Provide an exact reproduction of every entry.

## Start Material provided

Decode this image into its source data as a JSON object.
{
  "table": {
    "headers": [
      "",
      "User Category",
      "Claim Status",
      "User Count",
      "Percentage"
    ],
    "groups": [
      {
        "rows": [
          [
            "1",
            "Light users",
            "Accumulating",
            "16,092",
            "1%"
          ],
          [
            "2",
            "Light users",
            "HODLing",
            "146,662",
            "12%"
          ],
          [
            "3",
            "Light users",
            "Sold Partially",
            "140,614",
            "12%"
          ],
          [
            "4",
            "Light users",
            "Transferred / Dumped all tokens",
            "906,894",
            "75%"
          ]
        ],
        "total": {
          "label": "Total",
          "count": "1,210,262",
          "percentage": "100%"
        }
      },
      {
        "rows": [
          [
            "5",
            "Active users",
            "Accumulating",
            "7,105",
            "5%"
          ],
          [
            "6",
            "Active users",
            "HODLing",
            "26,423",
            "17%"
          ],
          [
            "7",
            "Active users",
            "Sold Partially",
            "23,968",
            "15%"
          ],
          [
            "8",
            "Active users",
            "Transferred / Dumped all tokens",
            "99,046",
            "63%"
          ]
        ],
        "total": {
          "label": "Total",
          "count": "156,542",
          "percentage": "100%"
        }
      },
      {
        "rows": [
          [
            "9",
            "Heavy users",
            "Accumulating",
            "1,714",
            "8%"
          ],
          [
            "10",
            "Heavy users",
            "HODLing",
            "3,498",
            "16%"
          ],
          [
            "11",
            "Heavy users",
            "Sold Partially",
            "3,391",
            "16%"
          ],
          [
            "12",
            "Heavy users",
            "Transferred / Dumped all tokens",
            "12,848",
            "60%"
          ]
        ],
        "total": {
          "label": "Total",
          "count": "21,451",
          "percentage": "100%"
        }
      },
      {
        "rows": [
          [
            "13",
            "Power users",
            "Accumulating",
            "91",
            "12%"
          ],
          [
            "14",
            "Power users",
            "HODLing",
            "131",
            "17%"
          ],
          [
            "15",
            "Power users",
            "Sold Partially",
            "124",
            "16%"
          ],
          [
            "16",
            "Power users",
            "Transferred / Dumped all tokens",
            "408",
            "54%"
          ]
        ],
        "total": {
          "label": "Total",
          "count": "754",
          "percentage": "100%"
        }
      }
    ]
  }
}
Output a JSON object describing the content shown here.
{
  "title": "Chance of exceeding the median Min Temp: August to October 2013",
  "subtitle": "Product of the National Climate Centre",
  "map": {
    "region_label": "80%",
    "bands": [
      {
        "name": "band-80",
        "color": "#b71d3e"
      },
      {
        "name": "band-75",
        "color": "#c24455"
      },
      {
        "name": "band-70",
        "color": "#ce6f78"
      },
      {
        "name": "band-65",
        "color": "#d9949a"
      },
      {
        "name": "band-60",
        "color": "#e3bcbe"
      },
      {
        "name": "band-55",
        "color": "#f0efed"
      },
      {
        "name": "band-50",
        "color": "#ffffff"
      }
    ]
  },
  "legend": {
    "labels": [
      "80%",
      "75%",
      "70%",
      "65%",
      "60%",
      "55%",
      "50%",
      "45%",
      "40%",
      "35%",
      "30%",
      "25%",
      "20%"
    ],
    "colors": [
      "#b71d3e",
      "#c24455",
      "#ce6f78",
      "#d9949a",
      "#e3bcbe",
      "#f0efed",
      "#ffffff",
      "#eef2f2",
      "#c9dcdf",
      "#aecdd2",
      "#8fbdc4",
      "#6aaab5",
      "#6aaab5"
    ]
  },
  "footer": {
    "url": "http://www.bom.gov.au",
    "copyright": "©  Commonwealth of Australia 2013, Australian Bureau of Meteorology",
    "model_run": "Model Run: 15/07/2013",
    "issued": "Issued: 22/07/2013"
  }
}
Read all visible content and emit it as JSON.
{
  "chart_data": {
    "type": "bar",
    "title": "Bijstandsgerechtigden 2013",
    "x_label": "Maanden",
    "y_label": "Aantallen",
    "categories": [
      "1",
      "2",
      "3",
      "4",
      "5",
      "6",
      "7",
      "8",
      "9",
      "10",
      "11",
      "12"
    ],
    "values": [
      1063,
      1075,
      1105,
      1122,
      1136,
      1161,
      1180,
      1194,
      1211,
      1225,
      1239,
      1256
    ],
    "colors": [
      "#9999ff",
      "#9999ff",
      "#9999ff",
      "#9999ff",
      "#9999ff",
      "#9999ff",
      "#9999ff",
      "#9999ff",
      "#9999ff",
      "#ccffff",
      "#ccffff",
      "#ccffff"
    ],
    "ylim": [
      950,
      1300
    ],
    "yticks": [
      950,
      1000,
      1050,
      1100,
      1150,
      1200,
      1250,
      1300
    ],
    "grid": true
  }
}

## End Material provided

Full answer:
Decode this image into its source data as a JSON object.
{
  "table": {
    "headers": [
      "",
      "User Category",
      "Claim Status",
      "User Count",
      "Percentage"
    ],
    "groups": [
      {
        "rows": [
          [
            "1",
            "Light users",
            "Accumulating",
            "16,092",
            "1%"
          ],
          [
            "2",
            "Light users",
            "HODLing",
            "146,662",
            "12%"
          ],
          [
            "3",
            "Light users",
            "Sold Partially",
            "140,614",
            "12%"
          ],
          [
            "4",
            "Light users",
            "Transferred / Dumped all tokens",
            "906,894",
            "75%"
          ]
        ],
        "total": {
          "label": "Total",
          "count": "1,210,262",
          "percentage": "100%"
        }
      },
      {
        "rows": [
          [
            "5",
            "Active users",
            "Accumulating",
            "7,105",
            "5%"
          ],
          [
            "6",
            "Active users",
            "HODLing",
            "26,423",
            "17%"
          ],
          [
            "7",
            "Active users",
            "Sold Partially",
            "23,968",
            "15%"
          ],
          [
            "8",
            "Active users",
            "Transferred / Dumped all tokens",
            "99,046",
            "63%"
          ]
        ],
        "total": {
          "label": "Total",
          "count": "156,542",
          "percentage": "100%"
        }
      },
      {
        "rows": [
          [
            "9",
            "Heavy users",
            "Accumulating",
            "1,714",
            "8%"
          ],
          [
            "10",
            "Heavy users",
            "HODLing",
            "3,498",
            "16%"
          ],
          [
            "11",
            "Heavy users",
            "Sold Partially",
            "3,391",
            "16%"
          ],
          [
            "12",
            "Heavy users",
            "Transferred / Dumped all tokens",
            "12,848",
            "60%"
          ]
        ],
        "total": {
          "label": "Total",
          "count": "21,451",
          "percentage": "100%"
        }
      },
      {
        "rows": [
          [
            "13",
            "Power users",
            "Accumulating",
            "91",
            "12%"
          ],
          [
            "14",
            "Power users",
            "HODLing",
            "131",
            "17%"
          ],
          [
            "15",
            "Power users",
            "Sold Partially",
            "124",
            "16%"
          ],
          [
            "16",
            "Power users",
            "Transferred / Dumped all tokens",
            "408",
            "54%"
          ]
        ],
        "total": {
          "label": "Total",
          "count": "754",
          "percentage": "100%"
        }
      }
    ]
  }
}
Output a JSON object describing the content shown here.
{
  "title": "Chance of exceeding the median Min Temp: August to October 2013",
  "subtitle": "Product of the National Climate Centre",
  "map": {
    "region_label": "80%",
    "bands": [
      {
        "name": "band-80",
        "color": "#b71d3e"
      },
      {
        "name": "band-75",
        "color": "#c24455"
      },
      {
        "name": "band-70",
        "color": "#ce6f78"
      },
      {
        "name": "band-65",
        "color": "#d9949a"
      },
      {
        "name": "band-60",
        "color": "#e3bcbe"
      },
      {
        "name": "band-55",
        "color": "#f0efed"
      },
      {
        "name": "band-50",
        "color": "#ffffff"
      }
    ]
  },
  "legend": {
    "labels": [
      "80%",
      "75%",
      "70%",
      "65%",
      "60%",
      "55%",
      "50%",
      "45%",
      "40%",
      "35%",
      "30%",
      "25%",
      "20%"
    ],
    "colors": [
      "#b71d3e",
      "#c24455",
      "#ce6f78",
      "#d9949a",
      "#e3bcbe",
      "#f0efed",
      "#ffffff",
      "#eef2f2",
      "#c9dcdf",
      "#aecdd2",
      "#8fbdc4",
      "#6aaab5",
      "#6aaab5"
    ]
  },
  "footer": {
    "url": "http://www.bom.gov.au",
    "copyright": "©  Commonwealth of Australia 2013, Australian Bureau of Meteorology",
    "model_run": "Model Run: 15/07/2013",
    "issued": "Issued: 22/07/2013"
  }
}
Read all visible content and emit it as JSON.
{
  "chart_data": {
    "type": "bar",
    "title": "Bijstandsgerechtigden 2013",
    "x_label": "Maanden",
    "y_label": "Aantallen",
    "categories": [
      "1",
      "2",
      "3",
      "4",
      "5",
      "6",
      "7",
      "8",
      "9",
      "10",
      "11",
      "12"
    ],
    "values": [
      1063,
      1075,
      1105,
      1122,
      1136,
      1161,
      1180,
      1194,
      1211,
      1225,
      1239,
      1256
    ],
    "colors": [
      "#9999ff",
      "#9999ff",
      "#9999ff",
      "#9999ff",
      "#9999ff",
      "#9999ff",
      "#9999ff",
      "#9999ff",
      "#9999ff",
      "#ccffff",
      "#ccffff",
      "#ccffff"
    ],
    "ylim": [
      950,
      1300
    ],
    "yticks": [
      950,
      1000,
      1050,
      1100,
      1150,
      1200,
      1250,
      1300
    ],
    "grid": true
  }
}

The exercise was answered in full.